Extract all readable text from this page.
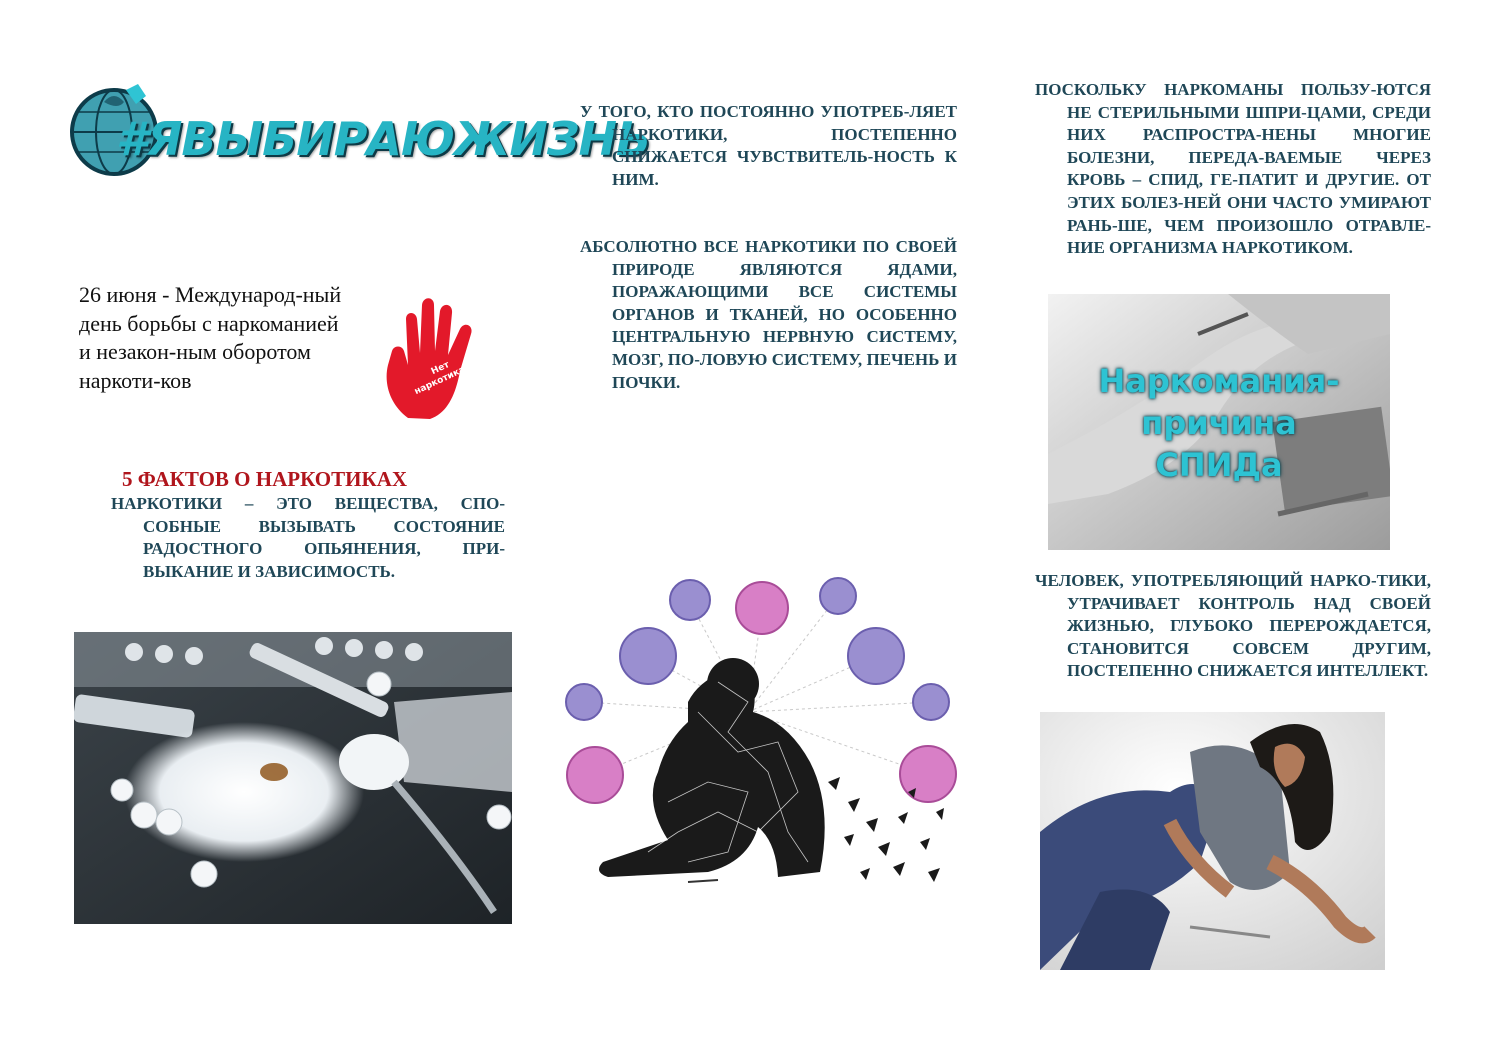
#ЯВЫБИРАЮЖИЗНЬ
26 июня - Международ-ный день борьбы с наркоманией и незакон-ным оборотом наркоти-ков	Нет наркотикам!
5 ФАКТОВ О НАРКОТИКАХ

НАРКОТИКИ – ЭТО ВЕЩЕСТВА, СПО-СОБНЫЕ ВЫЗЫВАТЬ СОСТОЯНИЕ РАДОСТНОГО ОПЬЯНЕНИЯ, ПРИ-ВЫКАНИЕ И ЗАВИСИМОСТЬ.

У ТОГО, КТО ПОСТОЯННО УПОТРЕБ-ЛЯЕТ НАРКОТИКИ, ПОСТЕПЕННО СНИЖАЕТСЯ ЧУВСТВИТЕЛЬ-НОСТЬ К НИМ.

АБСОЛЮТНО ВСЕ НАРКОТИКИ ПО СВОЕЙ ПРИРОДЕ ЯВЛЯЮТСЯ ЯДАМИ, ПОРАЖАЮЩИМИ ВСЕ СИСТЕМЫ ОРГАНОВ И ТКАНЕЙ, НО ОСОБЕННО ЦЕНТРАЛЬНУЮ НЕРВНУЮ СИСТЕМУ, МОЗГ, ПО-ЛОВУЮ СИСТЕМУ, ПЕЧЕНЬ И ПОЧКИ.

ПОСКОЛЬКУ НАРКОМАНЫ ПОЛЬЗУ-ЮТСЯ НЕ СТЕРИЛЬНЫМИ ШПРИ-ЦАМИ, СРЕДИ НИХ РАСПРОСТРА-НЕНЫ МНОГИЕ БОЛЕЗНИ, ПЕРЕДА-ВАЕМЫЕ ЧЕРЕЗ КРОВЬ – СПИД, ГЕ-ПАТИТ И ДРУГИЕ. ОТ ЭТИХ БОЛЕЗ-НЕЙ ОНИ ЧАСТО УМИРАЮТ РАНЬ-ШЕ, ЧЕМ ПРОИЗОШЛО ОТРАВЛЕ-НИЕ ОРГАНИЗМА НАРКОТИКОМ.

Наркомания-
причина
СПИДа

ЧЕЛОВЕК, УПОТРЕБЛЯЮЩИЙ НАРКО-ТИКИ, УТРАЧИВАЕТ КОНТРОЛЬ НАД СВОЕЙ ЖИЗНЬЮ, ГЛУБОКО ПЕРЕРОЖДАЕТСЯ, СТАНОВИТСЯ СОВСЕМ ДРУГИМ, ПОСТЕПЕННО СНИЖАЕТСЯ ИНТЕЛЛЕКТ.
#####
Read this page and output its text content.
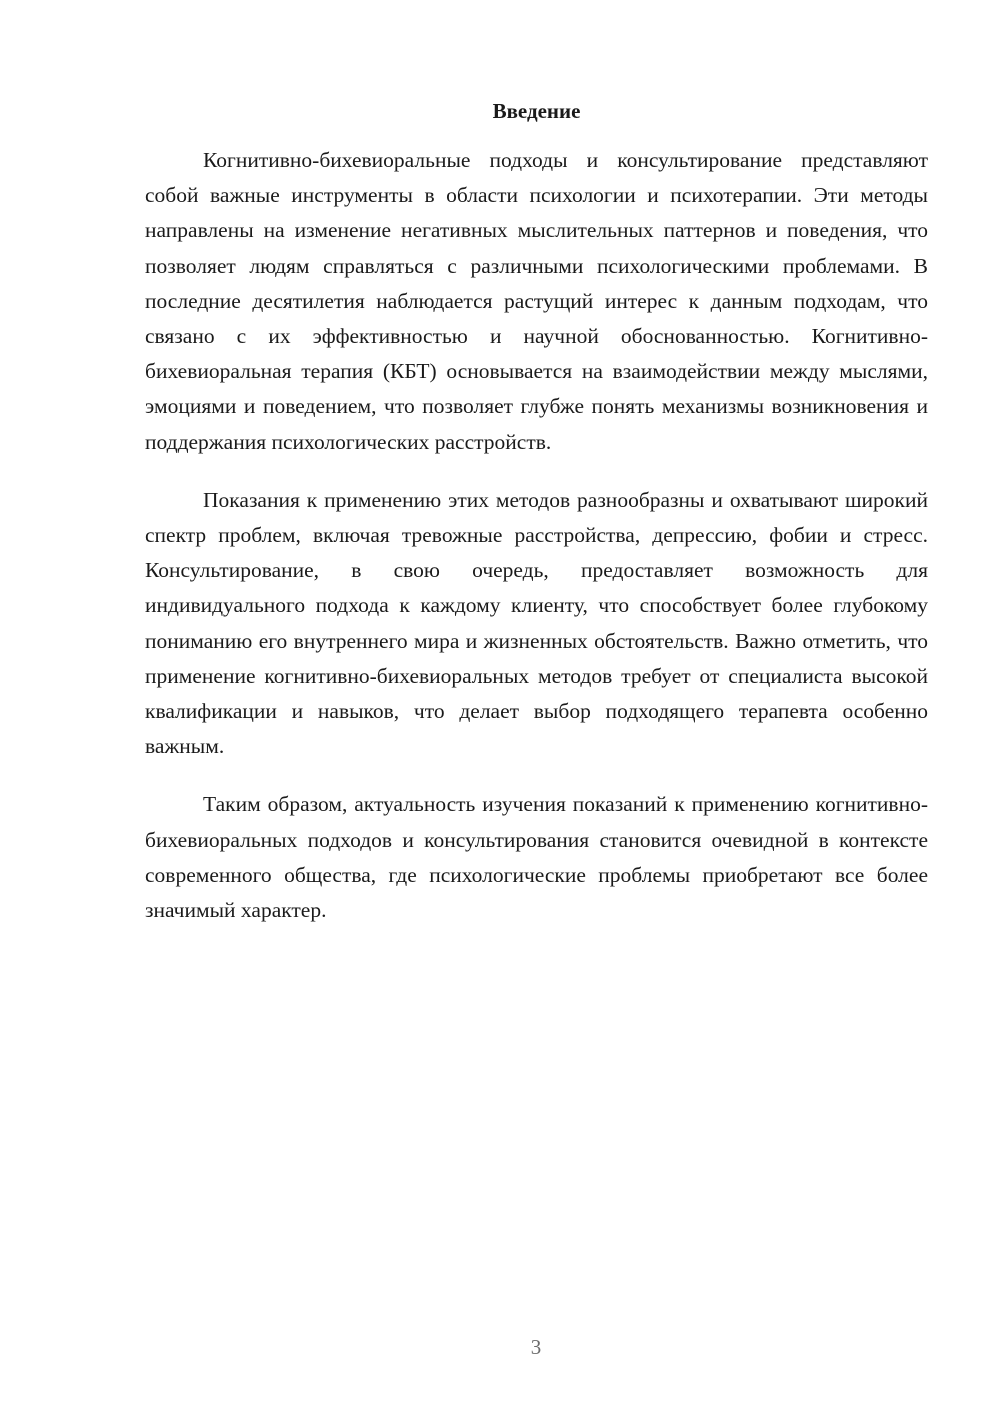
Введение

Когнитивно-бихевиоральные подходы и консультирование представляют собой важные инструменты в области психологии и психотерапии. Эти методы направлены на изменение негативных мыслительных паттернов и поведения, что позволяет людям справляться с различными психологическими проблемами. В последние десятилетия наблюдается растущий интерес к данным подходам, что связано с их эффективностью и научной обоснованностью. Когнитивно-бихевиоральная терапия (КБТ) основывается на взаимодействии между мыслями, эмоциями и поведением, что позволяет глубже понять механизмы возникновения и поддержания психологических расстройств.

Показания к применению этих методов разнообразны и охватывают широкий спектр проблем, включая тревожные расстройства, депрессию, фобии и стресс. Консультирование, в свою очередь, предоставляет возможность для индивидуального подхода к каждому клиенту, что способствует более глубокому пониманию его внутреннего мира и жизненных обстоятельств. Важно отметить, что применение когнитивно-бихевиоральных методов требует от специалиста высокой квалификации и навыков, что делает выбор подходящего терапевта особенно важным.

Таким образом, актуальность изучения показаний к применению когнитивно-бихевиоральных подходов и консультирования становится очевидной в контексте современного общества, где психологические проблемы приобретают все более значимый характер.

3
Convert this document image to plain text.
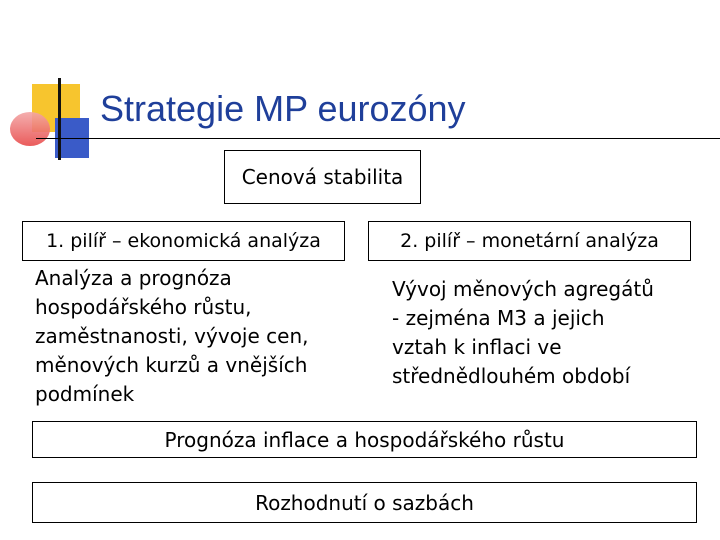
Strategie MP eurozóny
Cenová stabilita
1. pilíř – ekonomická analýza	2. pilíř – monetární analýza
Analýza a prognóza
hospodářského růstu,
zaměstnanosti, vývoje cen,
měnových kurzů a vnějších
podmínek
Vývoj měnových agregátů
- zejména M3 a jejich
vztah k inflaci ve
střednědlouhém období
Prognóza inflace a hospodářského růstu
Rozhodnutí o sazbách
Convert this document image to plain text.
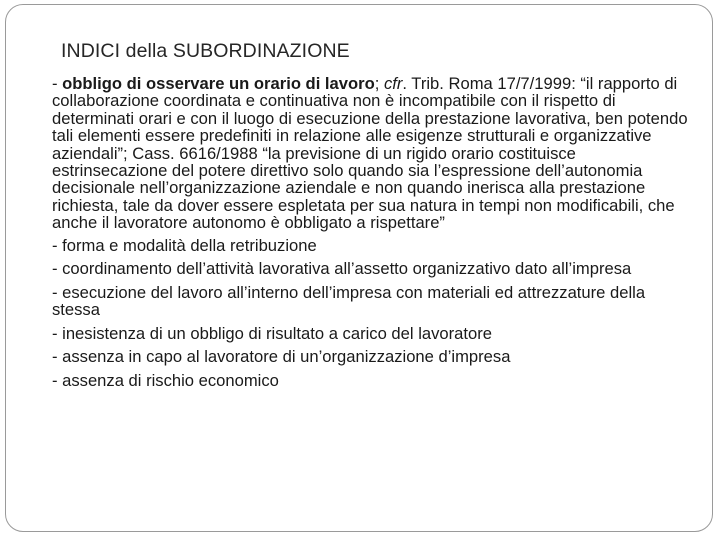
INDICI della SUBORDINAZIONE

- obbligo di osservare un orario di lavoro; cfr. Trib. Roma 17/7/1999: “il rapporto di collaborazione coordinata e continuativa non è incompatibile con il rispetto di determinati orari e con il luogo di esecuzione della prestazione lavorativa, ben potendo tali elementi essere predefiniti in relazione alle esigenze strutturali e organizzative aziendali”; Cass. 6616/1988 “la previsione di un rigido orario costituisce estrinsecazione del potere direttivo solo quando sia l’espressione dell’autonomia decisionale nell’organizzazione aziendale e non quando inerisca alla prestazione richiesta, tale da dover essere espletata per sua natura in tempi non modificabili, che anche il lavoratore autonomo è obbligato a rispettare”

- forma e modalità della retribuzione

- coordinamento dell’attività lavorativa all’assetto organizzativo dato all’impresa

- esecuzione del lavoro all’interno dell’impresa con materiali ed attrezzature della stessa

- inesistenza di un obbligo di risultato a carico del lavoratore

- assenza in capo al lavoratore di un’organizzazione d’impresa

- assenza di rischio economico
#####
- Task to complete -
Copy all lines from the material that contain "růstu".

- Task answer -
hospodářského růstu,
Prognóza inflace a hospodářského růstu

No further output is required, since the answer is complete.